Given data —
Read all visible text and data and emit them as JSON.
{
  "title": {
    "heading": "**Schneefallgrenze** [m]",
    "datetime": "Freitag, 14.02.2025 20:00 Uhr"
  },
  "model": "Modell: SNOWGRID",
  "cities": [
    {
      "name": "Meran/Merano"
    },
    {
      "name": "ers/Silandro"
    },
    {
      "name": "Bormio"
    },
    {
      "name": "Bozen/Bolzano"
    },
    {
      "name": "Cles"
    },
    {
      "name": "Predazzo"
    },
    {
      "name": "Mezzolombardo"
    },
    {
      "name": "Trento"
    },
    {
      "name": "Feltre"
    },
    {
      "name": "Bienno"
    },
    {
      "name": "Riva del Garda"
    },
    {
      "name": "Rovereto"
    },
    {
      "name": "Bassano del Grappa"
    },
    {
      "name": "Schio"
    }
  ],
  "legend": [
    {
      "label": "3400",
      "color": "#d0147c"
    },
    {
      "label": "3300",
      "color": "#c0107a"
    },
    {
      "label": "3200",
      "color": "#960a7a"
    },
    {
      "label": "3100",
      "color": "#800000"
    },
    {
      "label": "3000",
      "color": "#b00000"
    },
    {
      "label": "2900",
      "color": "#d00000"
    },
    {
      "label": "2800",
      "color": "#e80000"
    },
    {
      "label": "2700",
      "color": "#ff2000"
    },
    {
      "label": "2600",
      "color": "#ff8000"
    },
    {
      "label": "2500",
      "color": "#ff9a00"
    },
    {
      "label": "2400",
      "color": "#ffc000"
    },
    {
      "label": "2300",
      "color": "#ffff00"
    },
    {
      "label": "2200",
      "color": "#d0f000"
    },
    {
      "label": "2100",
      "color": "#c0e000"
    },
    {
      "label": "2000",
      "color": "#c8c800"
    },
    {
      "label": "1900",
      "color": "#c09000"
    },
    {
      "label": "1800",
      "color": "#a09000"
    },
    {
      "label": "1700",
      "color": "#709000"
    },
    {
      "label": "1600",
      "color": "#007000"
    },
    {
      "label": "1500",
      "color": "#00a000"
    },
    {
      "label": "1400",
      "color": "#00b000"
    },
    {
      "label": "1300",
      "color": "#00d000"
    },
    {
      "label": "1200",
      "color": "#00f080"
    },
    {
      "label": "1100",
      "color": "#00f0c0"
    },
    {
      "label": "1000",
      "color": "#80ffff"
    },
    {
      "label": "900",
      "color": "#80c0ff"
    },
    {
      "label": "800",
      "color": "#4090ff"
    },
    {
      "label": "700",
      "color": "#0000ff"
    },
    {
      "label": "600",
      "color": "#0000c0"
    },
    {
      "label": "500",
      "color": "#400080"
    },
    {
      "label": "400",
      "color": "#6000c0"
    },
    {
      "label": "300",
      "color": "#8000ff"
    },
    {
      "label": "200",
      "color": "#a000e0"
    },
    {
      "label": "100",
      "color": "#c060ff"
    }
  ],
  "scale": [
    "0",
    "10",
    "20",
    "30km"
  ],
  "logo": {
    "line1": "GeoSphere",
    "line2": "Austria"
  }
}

Short problem —
Reproduce every record, matching each line exactly.

Task solution —
Read all visible text and data and emit them as JSON.
{
  "title": {
    "heading": "**Schneefallgrenze** [m]",
    "datetime": "Freitag, 14.02.2025 20:00 Uhr"
  },
  "model": "Modell: SNOWGRID",
  "cities": [
    {
      "name": "Meran/Merano"
    },
    {
      "name": "ers/Silandro"
    },
    {
      "name": "Bormio"
    },
    {
      "name": "Bozen/Bolzano"
    },
    {
      "name": "Cles"
    },
    {
      "name": "Predazzo"
    },
    {
      "name": "Mezzolombardo"
    },
    {
      "name": "Trento"
    },
    {
      "name": "Feltre"
    },
    {
      "name": "Bienno"
    },
    {
      "name": "Riva del Garda"
    },
    {
      "name": "Rovereto"
    },
    {
      "name": "Bassano del Grappa"
    },
    {
      "name": "Schio"
    }
  ],
  "legend": [
    {
      "label": "3400",
      "color": "#d0147c"
    },
    {
      "label": "3300",
      "color": "#c0107a"
    },
    {
      "label": "3200",
      "color": "#960a7a"
    },
    {
      "label": "3100",
      "color": "#800000"
    },
    {
      "label": "3000",
      "color": "#b00000"
    },
    {
      "label": "2900",
      "color": "#d00000"
    },
    {
      "label": "2800",
      "color": "#e80000"
    },
    {
      "label": "2700",
      "color": "#ff2000"
    },
    {
      "label": "2600",
      "color": "#ff8000"
    },
    {
      "label": "2500",
      "color": "#ff9a00"
    },
    {
      "label": "2400",
      "color": "#ffc000"
    },
    {
      "label": "2300",
      "color": "#ffff00"
    },
    {
      "label": "2200",
      "color": "#d0f000"
    },
    {
      "label": "2100",
      "color": "#c0e000"
    },
    {
      "label": "2000",
      "color": "#c8c800"
    },
    {
      "label": "1900",
      "color": "#c09000"
    },
    {
      "label": "1800",
      "color": "#a09000"
    },
    {
      "label": "1700",
      "color": "#709000"
    },
    {
      "label": "1600",
      "color": "#007000"
    },
    {
      "label": "1500",
      "color": "#00a000"
    },
    {
      "label": "1400",
      "color": "#00b000"
    },
    {
      "label": "1300",
      "color": "#00d000"
    },
    {
      "label": "1200",
      "color": "#00f080"
    },
    {
      "label": "1100",
      "color": "#00f0c0"
    },
    {
      "label": "1000",
      "color": "#80ffff"
    },
    {
      "label": "900",
      "color": "#80c0ff"
    },
    {
      "label": "800",
      "color": "#4090ff"
    },
    {
      "label": "700",
      "color": "#0000ff"
    },
    {
      "label": "600",
      "color": "#0000c0"
    },
    {
      "label": "500",
      "color": "#400080"
    },
    {
      "label": "400",
      "color": "#6000c0"
    },
    {
      "label": "300",
      "color": "#8000ff"
    },
    {
      "label": "200",
      "color": "#a000e0"
    },
    {
      "label": "100",
      "color": "#c060ff"
    }
  ],
  "scale": [
    "0",
    "10",
    "20",
    "30km"
  ],
  "logo": {
    "line1": "GeoSphere",
    "line2": "Austria"
  }
}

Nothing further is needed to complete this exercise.